Exercise task: Below are the records; collect from them each line containing the string "финансового".

----- Supplied data

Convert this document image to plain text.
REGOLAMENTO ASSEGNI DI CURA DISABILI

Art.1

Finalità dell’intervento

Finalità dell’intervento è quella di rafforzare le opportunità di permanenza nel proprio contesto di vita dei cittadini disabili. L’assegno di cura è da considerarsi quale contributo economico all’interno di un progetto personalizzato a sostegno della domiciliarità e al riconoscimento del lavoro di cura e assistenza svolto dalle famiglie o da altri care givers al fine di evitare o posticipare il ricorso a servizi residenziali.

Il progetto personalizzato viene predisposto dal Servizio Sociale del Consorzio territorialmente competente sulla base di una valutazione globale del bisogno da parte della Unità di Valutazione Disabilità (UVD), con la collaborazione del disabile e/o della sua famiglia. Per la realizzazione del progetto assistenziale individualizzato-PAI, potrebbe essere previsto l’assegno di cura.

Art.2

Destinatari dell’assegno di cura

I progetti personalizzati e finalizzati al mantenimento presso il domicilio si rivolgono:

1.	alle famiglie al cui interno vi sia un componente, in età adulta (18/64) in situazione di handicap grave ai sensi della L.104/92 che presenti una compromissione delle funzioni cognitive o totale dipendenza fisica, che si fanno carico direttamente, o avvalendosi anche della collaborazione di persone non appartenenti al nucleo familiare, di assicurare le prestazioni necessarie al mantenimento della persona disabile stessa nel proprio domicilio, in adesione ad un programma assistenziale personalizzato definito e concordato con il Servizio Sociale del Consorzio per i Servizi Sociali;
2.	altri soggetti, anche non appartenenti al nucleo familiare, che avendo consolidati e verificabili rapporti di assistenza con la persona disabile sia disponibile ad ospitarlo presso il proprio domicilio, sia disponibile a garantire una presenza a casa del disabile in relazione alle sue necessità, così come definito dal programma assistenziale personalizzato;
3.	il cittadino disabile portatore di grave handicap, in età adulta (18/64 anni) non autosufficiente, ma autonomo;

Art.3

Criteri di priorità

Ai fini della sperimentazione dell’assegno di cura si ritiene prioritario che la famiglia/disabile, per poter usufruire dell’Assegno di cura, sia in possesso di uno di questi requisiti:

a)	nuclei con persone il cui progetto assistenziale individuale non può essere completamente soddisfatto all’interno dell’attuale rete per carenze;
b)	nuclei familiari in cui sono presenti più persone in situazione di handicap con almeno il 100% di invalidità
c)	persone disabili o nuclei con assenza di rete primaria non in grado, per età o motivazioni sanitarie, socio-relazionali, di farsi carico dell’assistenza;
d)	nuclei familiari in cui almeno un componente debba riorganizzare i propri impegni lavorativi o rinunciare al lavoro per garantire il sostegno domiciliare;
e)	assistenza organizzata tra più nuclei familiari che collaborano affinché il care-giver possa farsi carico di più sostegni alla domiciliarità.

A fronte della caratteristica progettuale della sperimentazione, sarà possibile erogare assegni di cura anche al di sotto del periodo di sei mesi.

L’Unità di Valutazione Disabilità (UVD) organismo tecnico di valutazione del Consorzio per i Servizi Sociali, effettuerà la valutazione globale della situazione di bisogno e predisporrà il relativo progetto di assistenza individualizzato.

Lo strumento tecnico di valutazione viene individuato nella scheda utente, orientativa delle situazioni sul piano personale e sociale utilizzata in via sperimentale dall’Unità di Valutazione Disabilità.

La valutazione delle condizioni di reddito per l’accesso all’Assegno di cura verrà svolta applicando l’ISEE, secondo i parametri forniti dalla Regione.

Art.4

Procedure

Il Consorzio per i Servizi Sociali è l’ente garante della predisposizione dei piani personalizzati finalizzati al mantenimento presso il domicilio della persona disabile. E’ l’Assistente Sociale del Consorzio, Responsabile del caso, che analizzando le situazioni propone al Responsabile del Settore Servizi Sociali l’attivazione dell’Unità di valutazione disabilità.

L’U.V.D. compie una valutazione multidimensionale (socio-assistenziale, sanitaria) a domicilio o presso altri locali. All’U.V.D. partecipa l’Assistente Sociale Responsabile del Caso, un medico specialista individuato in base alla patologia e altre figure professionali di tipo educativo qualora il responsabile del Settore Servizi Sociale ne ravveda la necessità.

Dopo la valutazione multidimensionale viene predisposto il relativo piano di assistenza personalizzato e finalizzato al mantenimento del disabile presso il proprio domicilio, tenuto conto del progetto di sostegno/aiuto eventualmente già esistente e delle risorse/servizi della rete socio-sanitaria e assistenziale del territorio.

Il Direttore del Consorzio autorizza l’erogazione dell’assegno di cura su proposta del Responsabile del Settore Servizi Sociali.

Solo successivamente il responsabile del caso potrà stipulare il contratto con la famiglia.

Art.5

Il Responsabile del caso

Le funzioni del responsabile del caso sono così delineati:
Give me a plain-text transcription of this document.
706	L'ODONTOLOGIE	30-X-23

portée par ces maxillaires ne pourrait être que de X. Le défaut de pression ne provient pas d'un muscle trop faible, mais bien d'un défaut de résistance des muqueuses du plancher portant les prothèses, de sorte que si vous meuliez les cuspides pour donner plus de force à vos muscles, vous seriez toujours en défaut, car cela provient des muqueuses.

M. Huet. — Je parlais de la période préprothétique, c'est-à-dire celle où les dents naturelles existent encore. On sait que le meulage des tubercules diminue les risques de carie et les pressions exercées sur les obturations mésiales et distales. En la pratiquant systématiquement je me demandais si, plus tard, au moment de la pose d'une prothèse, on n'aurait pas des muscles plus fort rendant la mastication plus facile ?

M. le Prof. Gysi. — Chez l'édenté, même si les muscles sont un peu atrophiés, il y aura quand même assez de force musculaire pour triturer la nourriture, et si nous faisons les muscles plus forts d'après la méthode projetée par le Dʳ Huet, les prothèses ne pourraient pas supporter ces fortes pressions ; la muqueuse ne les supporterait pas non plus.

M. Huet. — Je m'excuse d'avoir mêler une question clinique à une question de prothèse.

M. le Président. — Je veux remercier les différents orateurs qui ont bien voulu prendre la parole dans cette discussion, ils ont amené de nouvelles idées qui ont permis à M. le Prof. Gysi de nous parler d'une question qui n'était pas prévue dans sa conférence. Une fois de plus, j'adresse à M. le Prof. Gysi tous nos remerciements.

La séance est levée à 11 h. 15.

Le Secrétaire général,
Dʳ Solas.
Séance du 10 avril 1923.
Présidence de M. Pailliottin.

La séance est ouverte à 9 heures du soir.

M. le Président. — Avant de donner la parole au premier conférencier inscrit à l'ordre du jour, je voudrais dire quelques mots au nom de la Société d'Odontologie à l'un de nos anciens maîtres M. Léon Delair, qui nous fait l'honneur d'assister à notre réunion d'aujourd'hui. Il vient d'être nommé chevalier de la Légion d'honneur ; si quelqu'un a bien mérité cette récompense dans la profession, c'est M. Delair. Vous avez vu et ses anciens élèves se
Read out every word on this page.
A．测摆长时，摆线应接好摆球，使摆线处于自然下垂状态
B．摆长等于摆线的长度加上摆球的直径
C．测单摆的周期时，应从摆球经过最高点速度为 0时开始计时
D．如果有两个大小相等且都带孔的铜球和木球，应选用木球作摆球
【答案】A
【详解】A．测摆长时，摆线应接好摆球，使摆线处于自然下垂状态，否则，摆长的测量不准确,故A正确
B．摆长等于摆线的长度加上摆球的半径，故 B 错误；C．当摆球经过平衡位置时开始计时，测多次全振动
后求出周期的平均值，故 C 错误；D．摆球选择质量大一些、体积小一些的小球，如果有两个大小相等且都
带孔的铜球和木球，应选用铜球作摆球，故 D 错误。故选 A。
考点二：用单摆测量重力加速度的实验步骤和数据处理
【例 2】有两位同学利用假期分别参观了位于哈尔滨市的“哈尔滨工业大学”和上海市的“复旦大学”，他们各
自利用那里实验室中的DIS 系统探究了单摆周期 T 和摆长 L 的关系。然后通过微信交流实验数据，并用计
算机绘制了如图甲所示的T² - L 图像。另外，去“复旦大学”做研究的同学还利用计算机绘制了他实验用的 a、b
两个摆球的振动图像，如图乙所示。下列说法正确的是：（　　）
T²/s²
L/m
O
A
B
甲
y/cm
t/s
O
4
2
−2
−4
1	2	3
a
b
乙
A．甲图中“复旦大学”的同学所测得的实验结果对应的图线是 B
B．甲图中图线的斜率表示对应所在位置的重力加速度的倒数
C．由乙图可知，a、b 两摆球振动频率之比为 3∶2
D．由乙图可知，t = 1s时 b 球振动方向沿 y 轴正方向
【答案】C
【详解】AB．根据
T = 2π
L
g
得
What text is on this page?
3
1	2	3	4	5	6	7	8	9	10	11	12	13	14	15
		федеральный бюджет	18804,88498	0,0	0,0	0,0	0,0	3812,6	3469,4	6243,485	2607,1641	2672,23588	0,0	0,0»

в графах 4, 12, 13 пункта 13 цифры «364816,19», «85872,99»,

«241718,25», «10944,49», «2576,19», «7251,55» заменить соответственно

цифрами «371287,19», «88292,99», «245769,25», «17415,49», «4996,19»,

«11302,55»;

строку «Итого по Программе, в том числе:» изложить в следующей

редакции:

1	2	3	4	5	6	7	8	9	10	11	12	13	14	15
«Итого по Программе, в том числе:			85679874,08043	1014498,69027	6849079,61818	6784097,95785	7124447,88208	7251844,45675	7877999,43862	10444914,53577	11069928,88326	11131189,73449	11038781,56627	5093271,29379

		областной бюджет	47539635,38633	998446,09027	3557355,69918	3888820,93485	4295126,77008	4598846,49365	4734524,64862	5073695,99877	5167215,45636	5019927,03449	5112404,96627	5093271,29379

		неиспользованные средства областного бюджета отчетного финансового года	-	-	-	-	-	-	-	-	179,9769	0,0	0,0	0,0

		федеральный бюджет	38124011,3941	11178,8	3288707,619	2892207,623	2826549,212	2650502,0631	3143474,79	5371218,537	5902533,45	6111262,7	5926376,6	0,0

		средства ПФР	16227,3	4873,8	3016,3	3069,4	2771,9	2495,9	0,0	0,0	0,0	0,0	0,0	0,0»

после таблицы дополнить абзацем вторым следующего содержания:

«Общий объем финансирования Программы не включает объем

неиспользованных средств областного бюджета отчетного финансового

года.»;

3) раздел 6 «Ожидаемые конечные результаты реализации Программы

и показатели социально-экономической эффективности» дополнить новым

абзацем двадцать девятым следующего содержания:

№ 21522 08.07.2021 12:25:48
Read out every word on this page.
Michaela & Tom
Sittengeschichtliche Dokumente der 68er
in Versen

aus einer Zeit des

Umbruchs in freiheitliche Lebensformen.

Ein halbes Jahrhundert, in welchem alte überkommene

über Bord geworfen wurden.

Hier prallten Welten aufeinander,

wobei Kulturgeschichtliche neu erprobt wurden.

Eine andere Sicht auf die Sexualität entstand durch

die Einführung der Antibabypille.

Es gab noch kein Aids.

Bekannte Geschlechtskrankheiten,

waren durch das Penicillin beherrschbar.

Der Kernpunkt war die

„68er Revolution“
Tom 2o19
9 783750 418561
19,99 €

----------

Task answer:
		неиспользованные средства областного бюджета отчетного финансового года	-	-	-	-	-	-	-	-	179,9769	0,0	0,0	0,0
неиспользованных средств областного бюджета отчетного финансового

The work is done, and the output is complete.